DATA PROVIDED —

---+---

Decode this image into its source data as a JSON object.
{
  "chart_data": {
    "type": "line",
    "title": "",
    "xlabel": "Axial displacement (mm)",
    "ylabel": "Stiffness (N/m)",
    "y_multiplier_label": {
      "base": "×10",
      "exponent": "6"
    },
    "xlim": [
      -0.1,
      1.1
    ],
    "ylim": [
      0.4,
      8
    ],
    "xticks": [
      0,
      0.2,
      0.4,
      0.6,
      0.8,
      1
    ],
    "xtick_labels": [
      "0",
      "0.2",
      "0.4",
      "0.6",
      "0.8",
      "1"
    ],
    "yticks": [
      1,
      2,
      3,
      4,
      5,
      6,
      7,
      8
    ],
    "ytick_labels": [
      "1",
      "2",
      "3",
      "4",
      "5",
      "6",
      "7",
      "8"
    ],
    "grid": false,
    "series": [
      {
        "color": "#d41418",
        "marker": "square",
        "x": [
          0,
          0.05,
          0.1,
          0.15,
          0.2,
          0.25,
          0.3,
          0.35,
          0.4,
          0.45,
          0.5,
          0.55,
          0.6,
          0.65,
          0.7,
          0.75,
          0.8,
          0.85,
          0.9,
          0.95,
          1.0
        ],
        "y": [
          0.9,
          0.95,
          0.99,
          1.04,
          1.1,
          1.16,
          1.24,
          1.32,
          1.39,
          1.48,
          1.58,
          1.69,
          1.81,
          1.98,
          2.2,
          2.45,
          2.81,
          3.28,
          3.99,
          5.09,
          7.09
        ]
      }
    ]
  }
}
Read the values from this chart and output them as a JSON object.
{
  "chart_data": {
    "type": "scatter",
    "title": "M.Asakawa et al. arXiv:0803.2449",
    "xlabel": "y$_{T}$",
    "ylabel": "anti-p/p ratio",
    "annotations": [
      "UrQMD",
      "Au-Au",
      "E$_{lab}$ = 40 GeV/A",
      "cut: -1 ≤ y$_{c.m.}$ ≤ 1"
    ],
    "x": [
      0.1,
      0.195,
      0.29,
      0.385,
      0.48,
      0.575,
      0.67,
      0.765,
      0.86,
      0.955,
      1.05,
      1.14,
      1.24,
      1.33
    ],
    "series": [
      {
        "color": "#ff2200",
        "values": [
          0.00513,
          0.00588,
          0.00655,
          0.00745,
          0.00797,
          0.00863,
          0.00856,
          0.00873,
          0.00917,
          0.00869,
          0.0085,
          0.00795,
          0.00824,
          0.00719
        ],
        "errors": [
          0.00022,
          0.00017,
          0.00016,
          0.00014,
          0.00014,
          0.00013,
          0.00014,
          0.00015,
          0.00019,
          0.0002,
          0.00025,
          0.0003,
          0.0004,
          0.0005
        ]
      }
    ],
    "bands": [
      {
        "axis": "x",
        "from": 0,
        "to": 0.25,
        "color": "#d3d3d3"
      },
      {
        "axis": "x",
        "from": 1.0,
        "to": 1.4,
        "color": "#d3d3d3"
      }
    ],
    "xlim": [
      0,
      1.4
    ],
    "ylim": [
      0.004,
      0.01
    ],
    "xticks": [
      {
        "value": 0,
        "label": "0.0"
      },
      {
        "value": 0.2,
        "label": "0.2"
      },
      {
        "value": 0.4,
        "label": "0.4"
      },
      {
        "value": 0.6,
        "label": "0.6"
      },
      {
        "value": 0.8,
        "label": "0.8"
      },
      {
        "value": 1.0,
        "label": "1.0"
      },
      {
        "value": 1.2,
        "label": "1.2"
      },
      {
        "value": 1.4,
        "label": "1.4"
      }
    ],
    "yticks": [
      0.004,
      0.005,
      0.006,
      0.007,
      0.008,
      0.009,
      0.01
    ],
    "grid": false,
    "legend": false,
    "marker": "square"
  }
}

---+---

EXERCISE DIRECTIONS — Write the whole listing out again. Keep every line exactly as it is.

CORRECT RESULT —
Decode this image into its source data as a JSON object.
{
  "chart_data": {
    "type": "line",
    "title": "",
    "xlabel": "Axial displacement (mm)",
    "ylabel": "Stiffness (N/m)",
    "y_multiplier_label": {
      "base": "×10",
      "exponent": "6"
    },
    "xlim": [
      -0.1,
      1.1
    ],
    "ylim": [
      0.4,
      8
    ],
    "xticks": [
      0,
      0.2,
      0.4,
      0.6,
      0.8,
      1
    ],
    "xtick_labels": [
      "0",
      "0.2",
      "0.4",
      "0.6",
      "0.8",
      "1"
    ],
    "yticks": [
      1,
      2,
      3,
      4,
      5,
      6,
      7,
      8
    ],
    "ytick_labels": [
      "1",
      "2",
      "3",
      "4",
      "5",
      "6",
      "7",
      "8"
    ],
    "grid": false,
    "series": [
      {
        "color": "#d41418",
        "marker": "square",
        "x": [
          0,
          0.05,
          0.1,
          0.15,
          0.2,
          0.25,
          0.3,
          0.35,
          0.4,
          0.45,
          0.5,
          0.55,
          0.6,
          0.65,
          0.7,
          0.75,
          0.8,
          0.85,
          0.9,
          0.95,
          1.0
        ],
        "y": [
          0.9,
          0.95,
          0.99,
          1.04,
          1.1,
          1.16,
          1.24,
          1.32,
          1.39,
          1.48,
          1.58,
          1.69,
          1.81,
          1.98,
          2.2,
          2.45,
          2.81,
          3.28,
          3.99,
          5.09,
          7.09
        ]
      }
    ]
  }
}
Read the values from this chart and output them as a JSON object.
{
  "chart_data": {
    "type": "scatter",
    "title": "M.Asakawa et al. arXiv:0803.2449",
    "xlabel": "y$_{T}$",
    "ylabel": "anti-p/p ratio",
    "annotations": [
      "UrQMD",
      "Au-Au",
      "E$_{lab}$ = 40 GeV/A",
      "cut: -1 ≤ y$_{c.m.}$ ≤ 1"
    ],
    "x": [
      0.1,
      0.195,
      0.29,
      0.385,
      0.48,
      0.575,
      0.67,
      0.765,
      0.86,
      0.955,
      1.05,
      1.14,
      1.24,
      1.33
    ],
    "series": [
      {
        "color": "#ff2200",
        "values": [
          0.00513,
          0.00588,
          0.00655,
          0.00745,
          0.00797,
          0.00863,
          0.00856,
          0.00873,
          0.00917,
          0.00869,
          0.0085,
          0.00795,
          0.00824,
          0.00719
        ],
        "errors": [
          0.00022,
          0.00017,
          0.00016,
          0.00014,
          0.00014,
          0.00013,
          0.00014,
          0.00015,
          0.00019,
          0.0002,
          0.00025,
          0.0003,
          0.0004,
          0.0005
        ]
      }
    ],
    "bands": [
      {
        "axis": "x",
        "from": 0,
        "to": 0.25,
        "color": "#d3d3d3"
      },
      {
        "axis": "x",
        "from": 1.0,
        "to": 1.4,
        "color": "#d3d3d3"
      }
    ],
    "xlim": [
      0,
      1.4
    ],
    "ylim": [
      0.004,
      0.01
    ],
    "xticks": [
      {
        "value": 0,
        "label": "0.0"
      },
      {
        "value": 0.2,
        "label": "0.2"
      },
      {
        "value": 0.4,
        "label": "0.4"
      },
      {
        "value": 0.6,
        "label": "0.6"
      },
      {
        "value": 0.8,
        "label": "0.8"
      },
      {
        "value": 1.0,
        "label": "1.0"
      },
      {
        "value": 1.2,
        "label": "1.2"
      },
      {
        "value": 1.4,
        "label": "1.4"
      }
    ],
    "yticks": [
      0.004,
      0.005,
      0.006,
      0.007,
      0.008,
      0.009,
      0.01
    ],
    "grid": false,
    "legend": false,
    "marker": "square"
  }
}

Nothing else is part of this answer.